*** Supplied material ***
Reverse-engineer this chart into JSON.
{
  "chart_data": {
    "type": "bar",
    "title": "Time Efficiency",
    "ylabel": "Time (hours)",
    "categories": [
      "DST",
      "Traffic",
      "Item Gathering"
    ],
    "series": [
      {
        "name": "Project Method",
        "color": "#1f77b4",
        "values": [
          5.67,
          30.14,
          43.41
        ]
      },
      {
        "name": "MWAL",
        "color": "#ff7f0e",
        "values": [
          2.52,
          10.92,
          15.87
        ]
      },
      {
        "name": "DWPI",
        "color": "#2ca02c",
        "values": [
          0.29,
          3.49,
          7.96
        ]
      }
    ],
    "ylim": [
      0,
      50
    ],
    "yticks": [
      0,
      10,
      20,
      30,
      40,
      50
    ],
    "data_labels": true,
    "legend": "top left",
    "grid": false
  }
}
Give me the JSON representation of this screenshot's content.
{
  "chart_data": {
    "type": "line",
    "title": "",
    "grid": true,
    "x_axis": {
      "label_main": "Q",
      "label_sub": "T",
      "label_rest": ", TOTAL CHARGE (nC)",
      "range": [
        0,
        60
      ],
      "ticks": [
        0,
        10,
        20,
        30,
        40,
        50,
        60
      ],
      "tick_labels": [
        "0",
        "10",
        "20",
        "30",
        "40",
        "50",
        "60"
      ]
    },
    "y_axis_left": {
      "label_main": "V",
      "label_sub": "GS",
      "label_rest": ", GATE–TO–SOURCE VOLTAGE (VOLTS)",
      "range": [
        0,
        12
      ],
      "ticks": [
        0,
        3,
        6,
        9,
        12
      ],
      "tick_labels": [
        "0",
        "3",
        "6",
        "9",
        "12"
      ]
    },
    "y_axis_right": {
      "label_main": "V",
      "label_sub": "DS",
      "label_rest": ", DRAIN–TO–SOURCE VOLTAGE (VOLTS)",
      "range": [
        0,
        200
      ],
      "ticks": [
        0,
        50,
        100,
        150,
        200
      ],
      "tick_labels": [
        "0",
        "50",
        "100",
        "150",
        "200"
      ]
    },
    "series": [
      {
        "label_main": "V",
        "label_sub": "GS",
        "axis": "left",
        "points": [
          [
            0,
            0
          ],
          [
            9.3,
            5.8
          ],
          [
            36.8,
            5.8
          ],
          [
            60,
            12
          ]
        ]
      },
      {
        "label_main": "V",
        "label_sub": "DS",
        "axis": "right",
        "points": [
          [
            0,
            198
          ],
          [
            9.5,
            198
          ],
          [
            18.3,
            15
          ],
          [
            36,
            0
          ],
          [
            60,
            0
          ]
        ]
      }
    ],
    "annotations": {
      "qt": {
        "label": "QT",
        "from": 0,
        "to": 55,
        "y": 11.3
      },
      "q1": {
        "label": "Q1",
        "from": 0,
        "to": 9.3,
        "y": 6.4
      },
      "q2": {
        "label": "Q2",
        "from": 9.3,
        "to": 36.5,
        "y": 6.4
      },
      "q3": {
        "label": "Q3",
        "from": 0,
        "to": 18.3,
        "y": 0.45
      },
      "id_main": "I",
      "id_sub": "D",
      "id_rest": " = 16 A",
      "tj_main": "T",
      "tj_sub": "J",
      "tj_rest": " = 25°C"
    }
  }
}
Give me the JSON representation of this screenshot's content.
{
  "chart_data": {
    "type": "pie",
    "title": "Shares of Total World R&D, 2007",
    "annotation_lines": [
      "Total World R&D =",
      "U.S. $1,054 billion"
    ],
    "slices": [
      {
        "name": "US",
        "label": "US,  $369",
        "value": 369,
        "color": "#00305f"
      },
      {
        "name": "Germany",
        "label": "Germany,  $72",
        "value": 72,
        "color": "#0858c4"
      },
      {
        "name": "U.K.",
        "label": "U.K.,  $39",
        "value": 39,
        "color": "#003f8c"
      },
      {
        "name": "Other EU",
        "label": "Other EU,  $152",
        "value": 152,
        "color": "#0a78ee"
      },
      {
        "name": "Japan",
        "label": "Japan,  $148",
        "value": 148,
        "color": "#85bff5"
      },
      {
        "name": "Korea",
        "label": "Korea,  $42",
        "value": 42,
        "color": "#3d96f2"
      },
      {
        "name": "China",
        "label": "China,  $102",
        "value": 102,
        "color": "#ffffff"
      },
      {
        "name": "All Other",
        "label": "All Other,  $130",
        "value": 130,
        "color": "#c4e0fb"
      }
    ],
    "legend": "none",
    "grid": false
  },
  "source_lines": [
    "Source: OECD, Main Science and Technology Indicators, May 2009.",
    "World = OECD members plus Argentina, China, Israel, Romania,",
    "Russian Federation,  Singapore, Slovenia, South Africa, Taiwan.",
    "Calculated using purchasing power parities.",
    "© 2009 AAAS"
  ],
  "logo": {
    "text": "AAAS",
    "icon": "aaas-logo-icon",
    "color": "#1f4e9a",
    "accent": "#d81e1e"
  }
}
***
**Aim of the task:** Restate the listing above word for word.

**Task solution:**
Reverse-engineer this chart into JSON.
{
  "chart_data": {
    "type": "bar",
    "title": "Time Efficiency",
    "ylabel": "Time (hours)",
    "categories": [
      "DST",
      "Traffic",
      "Item Gathering"
    ],
    "series": [
      {
        "name": "Project Method",
        "color": "#1f77b4",
        "values": [
          5.67,
          30.14,
          43.41
        ]
      },
      {
        "name": "MWAL",
        "color": "#ff7f0e",
        "values": [
          2.52,
          10.92,
          15.87
        ]
      },
      {
        "name": "DWPI",
        "color": "#2ca02c",
        "values": [
          0.29,
          3.49,
          7.96
        ]
      }
    ],
    "ylim": [
      0,
      50
    ],
    "yticks": [
      0,
      10,
      20,
      30,
      40,
      50
    ],
    "data_labels": true,
    "legend": "top left",
    "grid": false
  }
}
Give me the JSON representation of this screenshot's content.
{
  "chart_data": {
    "type": "line",
    "title": "",
    "grid": true,
    "x_axis": {
      "label_main": "Q",
      "label_sub": "T",
      "label_rest": ", TOTAL CHARGE (nC)",
      "range": [
        0,
        60
      ],
      "ticks": [
        0,
        10,
        20,
        30,
        40,
        50,
        60
      ],
      "tick_labels": [
        "0",
        "10",
        "20",
        "30",
        "40",
        "50",
        "60"
      ]
    },
    "y_axis_left": {
      "label_main": "V",
      "label_sub": "GS",
      "label_rest": ", GATE–TO–SOURCE VOLTAGE (VOLTS)",
      "range": [
        0,
        12
      ],
      "ticks": [
        0,
        3,
        6,
        9,
        12
      ],
      "tick_labels": [
        "0",
        "3",
        "6",
        "9",
        "12"
      ]
    },
    "y_axis_right": {
      "label_main": "V",
      "label_sub": "DS",
      "label_rest": ", DRAIN–TO–SOURCE VOLTAGE (VOLTS)",
      "range": [
        0,
        200
      ],
      "ticks": [
        0,
        50,
        100,
        150,
        200
      ],
      "tick_labels": [
        "0",
        "50",
        "100",
        "150",
        "200"
      ]
    },
    "series": [
      {
        "label_main": "V",
        "label_sub": "GS",
        "axis": "left",
        "points": [
          [
            0,
            0
          ],
          [
            9.3,
            5.8
          ],
          [
            36.8,
            5.8
          ],
          [
            60,
            12
          ]
        ]
      },
      {
        "label_main": "V",
        "label_sub": "DS",
        "axis": "right",
        "points": [
          [
            0,
            198
          ],
          [
            9.5,
            198
          ],
          [
            18.3,
            15
          ],
          [
            36,
            0
          ],
          [
            60,
            0
          ]
        ]
      }
    ],
    "annotations": {
      "qt": {
        "label": "QT",
        "from": 0,
        "to": 55,
        "y": 11.3
      },
      "q1": {
        "label": "Q1",
        "from": 0,
        "to": 9.3,
        "y": 6.4
      },
      "q2": {
        "label": "Q2",
        "from": 9.3,
        "to": 36.5,
        "y": 6.4
      },
      "q3": {
        "label": "Q3",
        "from": 0,
        "to": 18.3,
        "y": 0.45
      },
      "id_main": "I",
      "id_sub": "D",
      "id_rest": " = 16 A",
      "tj_main": "T",
      "tj_sub": "J",
      "tj_rest": " = 25°C"
    }
  }
}
Give me the JSON representation of this screenshot's content.
{
  "chart_data": {
    "type": "pie",
    "title": "Shares of Total World R&D, 2007",
    "annotation_lines": [
      "Total World R&D =",
      "U.S. $1,054 billion"
    ],
    "slices": [
      {
        "name": "US",
        "label": "US,  $369",
        "value": 369,
        "color": "#00305f"
      },
      {
        "name": "Germany",
        "label": "Germany,  $72",
        "value": 72,
        "color": "#0858c4"
      },
      {
        "name": "U.K.",
        "label": "U.K.,  $39",
        "value": 39,
        "color": "#003f8c"
      },
      {
        "name": "Other EU",
        "label": "Other EU,  $152",
        "value": 152,
        "color": "#0a78ee"
      },
      {
        "name": "Japan",
        "label": "Japan,  $148",
        "value": 148,
        "color": "#85bff5"
      },
      {
        "name": "Korea",
        "label": "Korea,  $42",
        "value": 42,
        "color": "#3d96f2"
      },
      {
        "name": "China",
        "label": "China,  $102",
        "value": 102,
        "color": "#ffffff"
      },
      {
        "name": "All Other",
        "label": "All Other,  $130",
        "value": 130,
        "color": "#c4e0fb"
      }
    ],
    "legend": "none",
    "grid": false
  },
  "source_lines": [
    "Source: OECD, Main Science and Technology Indicators, May 2009.",
    "World = OECD members plus Argentina, China, Israel, Romania,",
    "Russian Federation,  Singapore, Slovenia, South Africa, Taiwan.",
    "Calculated using purchasing power parities.",
    "© 2009 AAAS"
  ],
  "logo": {
    "text": "AAAS",
    "icon": "aaas-logo-icon",
    "color": "#1f4e9a",
    "accent": "#d81e1e"
  }
}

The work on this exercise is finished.